>>>>>
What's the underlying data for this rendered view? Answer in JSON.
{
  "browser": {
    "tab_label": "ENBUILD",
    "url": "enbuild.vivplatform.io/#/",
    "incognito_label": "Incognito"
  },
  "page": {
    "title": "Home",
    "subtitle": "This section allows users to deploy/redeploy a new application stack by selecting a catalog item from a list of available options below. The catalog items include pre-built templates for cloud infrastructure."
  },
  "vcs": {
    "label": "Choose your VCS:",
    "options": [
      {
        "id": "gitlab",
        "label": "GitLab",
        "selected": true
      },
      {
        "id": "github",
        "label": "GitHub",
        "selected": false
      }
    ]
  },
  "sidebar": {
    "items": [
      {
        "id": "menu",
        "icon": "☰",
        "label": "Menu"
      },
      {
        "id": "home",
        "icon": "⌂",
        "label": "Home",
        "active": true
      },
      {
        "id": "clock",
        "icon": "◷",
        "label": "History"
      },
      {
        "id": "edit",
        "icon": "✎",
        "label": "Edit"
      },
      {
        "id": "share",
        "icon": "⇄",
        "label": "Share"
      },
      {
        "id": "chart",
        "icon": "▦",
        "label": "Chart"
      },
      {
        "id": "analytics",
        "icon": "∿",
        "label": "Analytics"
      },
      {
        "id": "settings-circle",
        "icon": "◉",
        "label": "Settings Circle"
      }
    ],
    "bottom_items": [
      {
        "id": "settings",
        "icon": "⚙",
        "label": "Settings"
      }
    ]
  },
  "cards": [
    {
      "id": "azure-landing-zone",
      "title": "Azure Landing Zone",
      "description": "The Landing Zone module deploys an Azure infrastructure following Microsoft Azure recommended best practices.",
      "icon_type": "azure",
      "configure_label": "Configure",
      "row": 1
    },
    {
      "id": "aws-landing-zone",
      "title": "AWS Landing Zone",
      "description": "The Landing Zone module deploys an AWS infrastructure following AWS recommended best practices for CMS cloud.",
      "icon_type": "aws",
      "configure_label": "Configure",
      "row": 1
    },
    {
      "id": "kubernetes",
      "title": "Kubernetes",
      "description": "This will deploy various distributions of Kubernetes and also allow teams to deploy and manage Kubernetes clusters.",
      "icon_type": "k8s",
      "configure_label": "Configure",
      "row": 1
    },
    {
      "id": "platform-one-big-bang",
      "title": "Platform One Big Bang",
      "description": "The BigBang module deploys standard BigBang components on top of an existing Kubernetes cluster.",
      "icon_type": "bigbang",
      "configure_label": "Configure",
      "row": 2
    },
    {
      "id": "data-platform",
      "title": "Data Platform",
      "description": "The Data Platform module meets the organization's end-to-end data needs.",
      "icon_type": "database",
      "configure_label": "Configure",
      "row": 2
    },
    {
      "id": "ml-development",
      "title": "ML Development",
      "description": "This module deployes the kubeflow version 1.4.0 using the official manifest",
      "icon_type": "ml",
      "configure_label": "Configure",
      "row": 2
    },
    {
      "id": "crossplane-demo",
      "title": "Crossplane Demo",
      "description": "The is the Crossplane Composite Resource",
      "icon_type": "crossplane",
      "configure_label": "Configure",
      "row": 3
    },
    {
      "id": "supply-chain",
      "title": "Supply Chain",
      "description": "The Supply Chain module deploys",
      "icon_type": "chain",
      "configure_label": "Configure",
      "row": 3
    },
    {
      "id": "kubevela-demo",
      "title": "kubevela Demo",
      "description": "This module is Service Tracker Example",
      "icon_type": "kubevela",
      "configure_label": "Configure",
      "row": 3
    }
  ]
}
<<<<<
### Direction
Every line of the data above should be reproduced word for word.

### Answer for this exercise
What's the underlying data for this rendered view? Answer in JSON.
{
  "browser": {
    "tab_label": "ENBUILD",
    "url": "enbuild.vivplatform.io/#/",
    "incognito_label": "Incognito"
  },
  "page": {
    "title": "Home",
    "subtitle": "This section allows users to deploy/redeploy a new application stack by selecting a catalog item from a list of available options below. The catalog items include pre-built templates for cloud infrastructure."
  },
  "vcs": {
    "label": "Choose your VCS:",
    "options": [
      {
        "id": "gitlab",
        "label": "GitLab",
        "selected": true
      },
      {
        "id": "github",
        "label": "GitHub",
        "selected": false
      }
    ]
  },
  "sidebar": {
    "items": [
      {
        "id": "menu",
        "icon": "☰",
        "label": "Menu"
      },
      {
        "id": "home",
        "icon": "⌂",
        "label": "Home",
        "active": true
      },
      {
        "id": "clock",
        "icon": "◷",
        "label": "History"
      },
      {
        "id": "edit",
        "icon": "✎",
        "label": "Edit"
      },
      {
        "id": "share",
        "icon": "⇄",
        "label": "Share"
      },
      {
        "id": "chart",
        "icon": "▦",
        "label": "Chart"
      },
      {
        "id": "analytics",
        "icon": "∿",
        "label": "Analytics"
      },
      {
        "id": "settings-circle",
        "icon": "◉",
        "label": "Settings Circle"
      }
    ],
    "bottom_items": [
      {
        "id": "settings",
        "icon": "⚙",
        "label": "Settings"
      }
    ]
  },
  "cards": [
    {
      "id": "azure-landing-zone",
      "title": "Azure Landing Zone",
      "description": "The Landing Zone module deploys an Azure infrastructure following Microsoft Azure recommended best practices.",
      "icon_type": "azure",
      "configure_label": "Configure",
      "row": 1
    },
    {
      "id": "aws-landing-zone",
      "title": "AWS Landing Zone",
      "description": "The Landing Zone module deploys an AWS infrastructure following AWS recommended best practices for CMS cloud.",
      "icon_type": "aws",
      "configure_label": "Configure",
      "row": 1
    },
    {
      "id": "kubernetes",
      "title": "Kubernetes",
      "description": "This will deploy various distributions of Kubernetes and also allow teams to deploy and manage Kubernetes clusters.",
      "icon_type": "k8s",
      "configure_label": "Configure",
      "row": 1
    },
    {
      "id": "platform-one-big-bang",
      "title": "Platform One Big Bang",
      "description": "The BigBang module deploys standard BigBang components on top of an existing Kubernetes cluster.",
      "icon_type": "bigbang",
      "configure_label": "Configure",
      "row": 2
    },
    {
      "id": "data-platform",
      "title": "Data Platform",
      "description": "The Data Platform module meets the organization's end-to-end data needs.",
      "icon_type": "database",
      "configure_label": "Configure",
      "row": 2
    },
    {
      "id": "ml-development",
      "title": "ML Development",
      "description": "This module deployes the kubeflow version 1.4.0 using the official manifest",
      "icon_type": "ml",
      "configure_label": "Configure",
      "row": 2
    },
    {
      "id": "crossplane-demo",
      "title": "Crossplane Demo",
      "description": "The is the Crossplane Composite Resource",
      "icon_type": "crossplane",
      "configure_label": "Configure",
      "row": 3
    },
    {
      "id": "supply-chain",
      "title": "Supply Chain",
      "description": "The Supply Chain module deploys",
      "icon_type": "chain",
      "configure_label": "Configure",
      "row": 3
    },
    {
      "id": "kubevela-demo",
      "title": "kubevela Demo",
      "description": "This module is Service Tracker Example",
      "icon_type": "kubevela",
      "configure_label": "Configure",
      "row": 3
    }
  ]
}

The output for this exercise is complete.